Check each line of the material below, and copy it if it holds the string "filia".

## Excerpt from a dataset
-- Begin --

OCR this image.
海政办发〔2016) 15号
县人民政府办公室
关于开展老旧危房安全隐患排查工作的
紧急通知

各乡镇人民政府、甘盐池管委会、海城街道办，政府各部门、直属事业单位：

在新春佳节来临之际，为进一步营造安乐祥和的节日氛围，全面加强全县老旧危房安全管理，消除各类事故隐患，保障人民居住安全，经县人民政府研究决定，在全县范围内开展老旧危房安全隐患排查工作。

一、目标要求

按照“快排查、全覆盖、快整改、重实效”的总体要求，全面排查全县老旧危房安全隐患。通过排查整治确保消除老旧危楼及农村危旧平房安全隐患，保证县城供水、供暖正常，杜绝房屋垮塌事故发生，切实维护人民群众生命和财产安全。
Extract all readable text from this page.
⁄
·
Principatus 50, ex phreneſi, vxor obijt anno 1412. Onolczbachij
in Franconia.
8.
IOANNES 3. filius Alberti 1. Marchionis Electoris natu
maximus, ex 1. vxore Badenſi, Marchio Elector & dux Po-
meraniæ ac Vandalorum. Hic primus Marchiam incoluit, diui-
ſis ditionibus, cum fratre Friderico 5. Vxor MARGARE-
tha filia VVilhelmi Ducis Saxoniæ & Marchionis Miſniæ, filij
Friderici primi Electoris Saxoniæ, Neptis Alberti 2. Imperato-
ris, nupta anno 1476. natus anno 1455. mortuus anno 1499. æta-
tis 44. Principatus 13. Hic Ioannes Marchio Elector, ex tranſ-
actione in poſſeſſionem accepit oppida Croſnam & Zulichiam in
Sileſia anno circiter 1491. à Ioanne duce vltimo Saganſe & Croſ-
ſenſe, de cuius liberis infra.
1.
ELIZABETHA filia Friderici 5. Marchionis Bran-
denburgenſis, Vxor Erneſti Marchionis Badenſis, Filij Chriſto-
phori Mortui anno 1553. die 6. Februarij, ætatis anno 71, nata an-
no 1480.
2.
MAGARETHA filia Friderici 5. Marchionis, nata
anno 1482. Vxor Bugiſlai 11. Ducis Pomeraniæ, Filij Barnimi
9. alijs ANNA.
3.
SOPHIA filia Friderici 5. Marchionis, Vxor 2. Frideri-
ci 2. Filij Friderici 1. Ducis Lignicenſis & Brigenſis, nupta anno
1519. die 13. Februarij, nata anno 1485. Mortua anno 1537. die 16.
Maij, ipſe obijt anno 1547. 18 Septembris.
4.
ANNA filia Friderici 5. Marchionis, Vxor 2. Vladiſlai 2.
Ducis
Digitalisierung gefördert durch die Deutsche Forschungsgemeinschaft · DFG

-- End --
-- Begin --

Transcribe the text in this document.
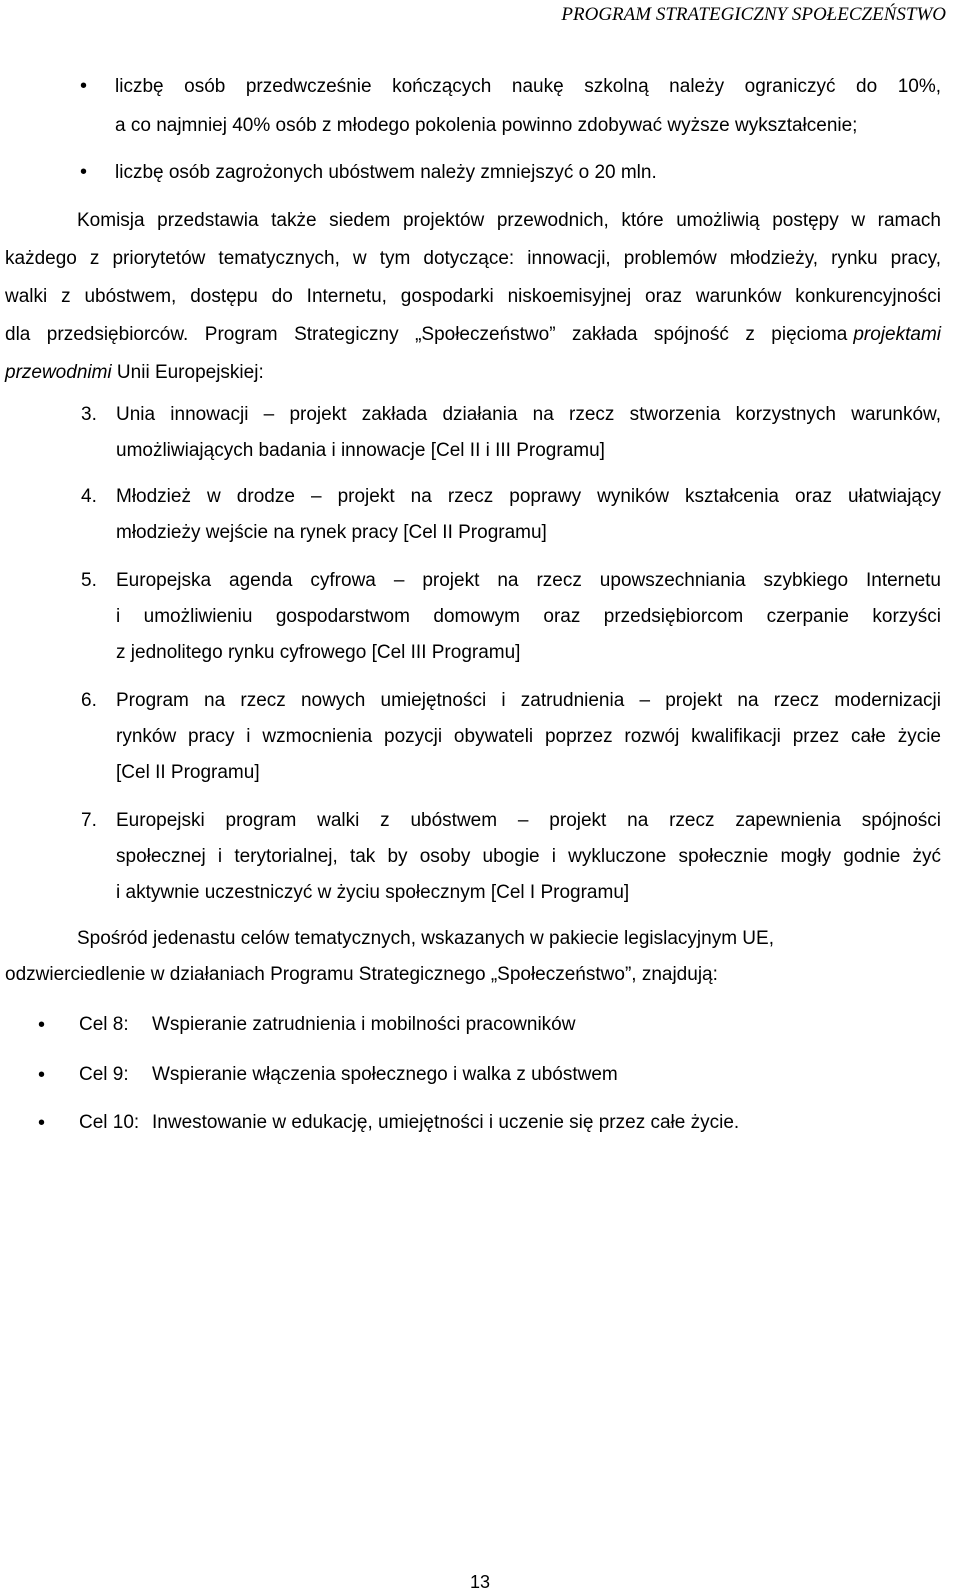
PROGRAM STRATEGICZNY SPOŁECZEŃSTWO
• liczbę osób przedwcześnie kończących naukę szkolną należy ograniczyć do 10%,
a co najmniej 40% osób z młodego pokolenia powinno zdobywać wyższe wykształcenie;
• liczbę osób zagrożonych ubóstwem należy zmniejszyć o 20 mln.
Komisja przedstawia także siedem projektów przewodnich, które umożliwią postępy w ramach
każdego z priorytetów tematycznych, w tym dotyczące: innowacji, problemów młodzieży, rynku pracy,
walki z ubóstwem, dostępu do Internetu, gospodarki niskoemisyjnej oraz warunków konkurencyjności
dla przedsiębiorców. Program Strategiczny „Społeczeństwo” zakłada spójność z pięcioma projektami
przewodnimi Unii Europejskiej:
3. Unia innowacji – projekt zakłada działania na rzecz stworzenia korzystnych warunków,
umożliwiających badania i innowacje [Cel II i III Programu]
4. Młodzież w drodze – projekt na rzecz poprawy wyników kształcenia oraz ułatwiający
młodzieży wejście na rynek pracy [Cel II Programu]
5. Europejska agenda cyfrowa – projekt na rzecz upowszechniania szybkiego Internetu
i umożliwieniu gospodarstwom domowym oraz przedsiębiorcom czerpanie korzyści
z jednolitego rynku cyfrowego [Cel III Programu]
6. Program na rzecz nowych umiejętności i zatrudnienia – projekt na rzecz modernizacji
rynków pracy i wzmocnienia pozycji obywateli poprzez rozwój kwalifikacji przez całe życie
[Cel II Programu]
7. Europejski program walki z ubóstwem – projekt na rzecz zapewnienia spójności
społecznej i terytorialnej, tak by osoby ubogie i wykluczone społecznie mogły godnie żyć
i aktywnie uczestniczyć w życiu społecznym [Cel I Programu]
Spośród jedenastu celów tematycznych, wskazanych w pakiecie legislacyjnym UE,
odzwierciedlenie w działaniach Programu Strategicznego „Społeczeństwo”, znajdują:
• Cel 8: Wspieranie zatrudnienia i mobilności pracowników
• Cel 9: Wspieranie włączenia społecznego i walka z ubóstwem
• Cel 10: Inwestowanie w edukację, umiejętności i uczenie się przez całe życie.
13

-- End --

## SOLUTION FOR THIS TASK
tha filia VVilhelmi Ducis Saxoniæ & Marchionis Miſniæ, filij
ELIZABETHA filia Friderici 5. Marchionis Bran-
MAGARETHA filia Friderici 5. Marchionis, nata
SOPHIA filia Friderici 5. Marchionis, Vxor 2. Frideri-
ANNA filia Friderici 5. Marchionis, Vxor 2. Vladiſlai 2.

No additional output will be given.